The request:
Return every record verbatim.

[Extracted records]
--- --- ---
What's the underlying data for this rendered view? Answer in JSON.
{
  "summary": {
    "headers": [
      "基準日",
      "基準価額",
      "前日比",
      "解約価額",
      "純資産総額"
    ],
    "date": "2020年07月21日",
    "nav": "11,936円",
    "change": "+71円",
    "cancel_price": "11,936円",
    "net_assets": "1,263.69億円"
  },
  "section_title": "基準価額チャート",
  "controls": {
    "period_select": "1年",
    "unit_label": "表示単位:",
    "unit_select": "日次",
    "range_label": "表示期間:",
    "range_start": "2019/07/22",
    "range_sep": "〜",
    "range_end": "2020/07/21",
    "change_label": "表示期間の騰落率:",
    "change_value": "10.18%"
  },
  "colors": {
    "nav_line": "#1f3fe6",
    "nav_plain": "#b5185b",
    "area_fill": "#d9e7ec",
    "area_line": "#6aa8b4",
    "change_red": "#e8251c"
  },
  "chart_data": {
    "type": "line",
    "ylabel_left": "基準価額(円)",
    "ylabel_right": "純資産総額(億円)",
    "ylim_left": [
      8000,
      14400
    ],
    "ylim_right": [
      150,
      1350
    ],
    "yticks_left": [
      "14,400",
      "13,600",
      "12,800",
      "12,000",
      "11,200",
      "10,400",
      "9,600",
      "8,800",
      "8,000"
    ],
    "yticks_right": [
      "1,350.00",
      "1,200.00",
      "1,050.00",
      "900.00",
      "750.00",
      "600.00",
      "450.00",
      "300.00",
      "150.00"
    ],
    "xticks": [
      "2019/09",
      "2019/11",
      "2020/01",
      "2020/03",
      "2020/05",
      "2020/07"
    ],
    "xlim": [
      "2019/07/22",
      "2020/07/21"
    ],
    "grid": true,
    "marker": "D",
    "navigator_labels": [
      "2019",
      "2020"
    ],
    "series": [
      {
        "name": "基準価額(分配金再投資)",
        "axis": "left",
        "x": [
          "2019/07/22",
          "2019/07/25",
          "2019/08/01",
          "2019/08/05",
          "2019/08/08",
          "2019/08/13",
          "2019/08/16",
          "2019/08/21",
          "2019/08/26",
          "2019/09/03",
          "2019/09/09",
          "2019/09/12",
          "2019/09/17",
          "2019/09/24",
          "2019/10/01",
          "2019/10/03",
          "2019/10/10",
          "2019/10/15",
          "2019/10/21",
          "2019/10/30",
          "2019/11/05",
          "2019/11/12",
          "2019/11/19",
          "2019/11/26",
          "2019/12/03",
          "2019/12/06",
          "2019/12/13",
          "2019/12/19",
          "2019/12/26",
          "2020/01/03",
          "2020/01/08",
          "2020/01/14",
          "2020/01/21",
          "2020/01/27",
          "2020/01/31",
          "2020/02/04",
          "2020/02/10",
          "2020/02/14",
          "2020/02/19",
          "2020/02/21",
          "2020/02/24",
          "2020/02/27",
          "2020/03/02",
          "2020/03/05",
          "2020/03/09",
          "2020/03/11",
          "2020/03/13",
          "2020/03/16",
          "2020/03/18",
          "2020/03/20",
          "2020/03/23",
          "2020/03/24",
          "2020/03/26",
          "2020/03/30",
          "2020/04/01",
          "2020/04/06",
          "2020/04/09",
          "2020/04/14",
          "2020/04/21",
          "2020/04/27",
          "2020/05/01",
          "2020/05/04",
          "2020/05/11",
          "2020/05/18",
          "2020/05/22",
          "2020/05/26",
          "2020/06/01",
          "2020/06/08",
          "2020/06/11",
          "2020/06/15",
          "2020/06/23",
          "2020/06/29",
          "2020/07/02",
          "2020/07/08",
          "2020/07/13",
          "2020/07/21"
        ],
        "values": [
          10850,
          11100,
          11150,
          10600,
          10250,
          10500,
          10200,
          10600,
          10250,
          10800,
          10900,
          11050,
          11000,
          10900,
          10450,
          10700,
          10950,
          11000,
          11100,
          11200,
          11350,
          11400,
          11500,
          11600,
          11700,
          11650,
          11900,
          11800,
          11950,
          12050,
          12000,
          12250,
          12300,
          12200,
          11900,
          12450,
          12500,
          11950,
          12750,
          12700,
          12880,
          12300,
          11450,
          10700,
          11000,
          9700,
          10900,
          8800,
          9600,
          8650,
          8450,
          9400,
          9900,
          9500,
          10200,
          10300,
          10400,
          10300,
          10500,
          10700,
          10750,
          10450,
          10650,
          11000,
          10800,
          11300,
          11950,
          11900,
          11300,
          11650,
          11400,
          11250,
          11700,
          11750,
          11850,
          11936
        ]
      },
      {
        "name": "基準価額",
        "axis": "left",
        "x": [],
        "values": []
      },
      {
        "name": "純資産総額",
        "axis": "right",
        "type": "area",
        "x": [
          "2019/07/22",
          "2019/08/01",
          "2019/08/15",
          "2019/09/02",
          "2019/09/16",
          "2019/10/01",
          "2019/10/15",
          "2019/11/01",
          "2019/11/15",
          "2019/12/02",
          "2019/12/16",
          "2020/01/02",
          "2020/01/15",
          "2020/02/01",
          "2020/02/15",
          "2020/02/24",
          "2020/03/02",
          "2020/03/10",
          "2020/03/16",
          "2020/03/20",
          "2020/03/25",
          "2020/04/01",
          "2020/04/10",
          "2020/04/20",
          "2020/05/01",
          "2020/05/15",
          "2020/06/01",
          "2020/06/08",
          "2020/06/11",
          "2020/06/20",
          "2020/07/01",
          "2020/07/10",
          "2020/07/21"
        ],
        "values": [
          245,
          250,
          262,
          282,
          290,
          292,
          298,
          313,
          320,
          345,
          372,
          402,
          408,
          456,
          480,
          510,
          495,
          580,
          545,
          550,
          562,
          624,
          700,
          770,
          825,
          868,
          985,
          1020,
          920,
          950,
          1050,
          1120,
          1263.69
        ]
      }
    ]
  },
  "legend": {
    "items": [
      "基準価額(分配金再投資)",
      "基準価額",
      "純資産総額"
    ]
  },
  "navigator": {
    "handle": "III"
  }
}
--- --- ---
Result below:
What's the underlying data for this rendered view? Answer in JSON.
{
  "summary": {
    "headers": [
      "基準日",
      "基準価額",
      "前日比",
      "解約価額",
      "純資産総額"
    ],
    "date": "2020年07月21日",
    "nav": "11,936円",
    "change": "+71円",
    "cancel_price": "11,936円",
    "net_assets": "1,263.69億円"
  },
  "section_title": "基準価額チャート",
  "controls": {
    "period_select": "1年",
    "unit_label": "表示単位:",
    "unit_select": "日次",
    "range_label": "表示期間:",
    "range_start": "2019/07/22",
    "range_sep": "〜",
    "range_end": "2020/07/21",
    "change_label": "表示期間の騰落率:",
    "change_value": "10.18%"
  },
  "colors": {
    "nav_line": "#1f3fe6",
    "nav_plain": "#b5185b",
    "area_fill": "#d9e7ec",
    "area_line": "#6aa8b4",
    "change_red": "#e8251c"
  },
  "chart_data": {
    "type": "line",
    "ylabel_left": "基準価額(円)",
    "ylabel_right": "純資産総額(億円)",
    "ylim_left": [
      8000,
      14400
    ],
    "ylim_right": [
      150,
      1350
    ],
    "yticks_left": [
      "14,400",
      "13,600",
      "12,800",
      "12,000",
      "11,200",
      "10,400",
      "9,600",
      "8,800",
      "8,000"
    ],
    "yticks_right": [
      "1,350.00",
      "1,200.00",
      "1,050.00",
      "900.00",
      "750.00",
      "600.00",
      "450.00",
      "300.00",
      "150.00"
    ],
    "xticks": [
      "2019/09",
      "2019/11",
      "2020/01",
      "2020/03",
      "2020/05",
      "2020/07"
    ],
    "xlim": [
      "2019/07/22",
      "2020/07/21"
    ],
    "grid": true,
    "marker": "D",
    "navigator_labels": [
      "2019",
      "2020"
    ],
    "series": [
      {
        "name": "基準価額(分配金再投資)",
        "axis": "left",
        "x": [
          "2019/07/22",
          "2019/07/25",
          "2019/08/01",
          "2019/08/05",
          "2019/08/08",
          "2019/08/13",
          "2019/08/16",
          "2019/08/21",
          "2019/08/26",
          "2019/09/03",
          "2019/09/09",
          "2019/09/12",
          "2019/09/17",
          "2019/09/24",
          "2019/10/01",
          "2019/10/03",
          "2019/10/10",
          "2019/10/15",
          "2019/10/21",
          "2019/10/30",
          "2019/11/05",
          "2019/11/12",
          "2019/11/19",
          "2019/11/26",
          "2019/12/03",
          "2019/12/06",
          "2019/12/13",
          "2019/12/19",
          "2019/12/26",
          "2020/01/03",
          "2020/01/08",
          "2020/01/14",
          "2020/01/21",
          "2020/01/27",
          "2020/01/31",
          "2020/02/04",
          "2020/02/10",
          "2020/02/14",
          "2020/02/19",
          "2020/02/21",
          "2020/02/24",
          "2020/02/27",
          "2020/03/02",
          "2020/03/05",
          "2020/03/09",
          "2020/03/11",
          "2020/03/13",
          "2020/03/16",
          "2020/03/18",
          "2020/03/20",
          "2020/03/23",
          "2020/03/24",
          "2020/03/26",
          "2020/03/30",
          "2020/04/01",
          "2020/04/06",
          "2020/04/09",
          "2020/04/14",
          "2020/04/21",
          "2020/04/27",
          "2020/05/01",
          "2020/05/04",
          "2020/05/11",
          "2020/05/18",
          "2020/05/22",
          "2020/05/26",
          "2020/06/01",
          "2020/06/08",
          "2020/06/11",
          "2020/06/15",
          "2020/06/23",
          "2020/06/29",
          "2020/07/02",
          "2020/07/08",
          "2020/07/13",
          "2020/07/21"
        ],
        "values": [
          10850,
          11100,
          11150,
          10600,
          10250,
          10500,
          10200,
          10600,
          10250,
          10800,
          10900,
          11050,
          11000,
          10900,
          10450,
          10700,
          10950,
          11000,
          11100,
          11200,
          11350,
          11400,
          11500,
          11600,
          11700,
          11650,
          11900,
          11800,
          11950,
          12050,
          12000,
          12250,
          12300,
          12200,
          11900,
          12450,
          12500,
          11950,
          12750,
          12700,
          12880,
          12300,
          11450,
          10700,
          11000,
          9700,
          10900,
          8800,
          9600,
          8650,
          8450,
          9400,
          9900,
          9500,
          10200,
          10300,
          10400,
          10300,
          10500,
          10700,
          10750,
          10450,
          10650,
          11000,
          10800,
          11300,
          11950,
          11900,
          11300,
          11650,
          11400,
          11250,
          11700,
          11750,
          11850,
          11936
        ]
      },
      {
        "name": "基準価額",
        "axis": "left",
        "x": [],
        "values": []
      },
      {
        "name": "純資産総額",
        "axis": "right",
        "type": "area",
        "x": [
          "2019/07/22",
          "2019/08/01",
          "2019/08/15",
          "2019/09/02",
          "2019/09/16",
          "2019/10/01",
          "2019/10/15",
          "2019/11/01",
          "2019/11/15",
          "2019/12/02",
          "2019/12/16",
          "2020/01/02",
          "2020/01/15",
          "2020/02/01",
          "2020/02/15",
          "2020/02/24",
          "2020/03/02",
          "2020/03/10",
          "2020/03/16",
          "2020/03/20",
          "2020/03/25",
          "2020/04/01",
          "2020/04/10",
          "2020/04/20",
          "2020/05/01",
          "2020/05/15",
          "2020/06/01",
          "2020/06/08",
          "2020/06/11",
          "2020/06/20",
          "2020/07/01",
          "2020/07/10",
          "2020/07/21"
        ],
        "values": [
          245,
          250,
          262,
          282,
          290,
          292,
          298,
          313,
          320,
          345,
          372,
          402,
          408,
          456,
          480,
          510,
          495,
          580,
          545,
          550,
          562,
          624,
          700,
          770,
          825,
          868,
          985,
          1020,
          920,
          950,
          1050,
          1120,
          1263.69
        ]
      }
    ]
  },
  "legend": {
    "items": [
      "基準価額(分配金再投資)",
      "基準価額",
      "純資産総額"
    ]
  },
  "navigator": {
    "handle": "III"
  }
}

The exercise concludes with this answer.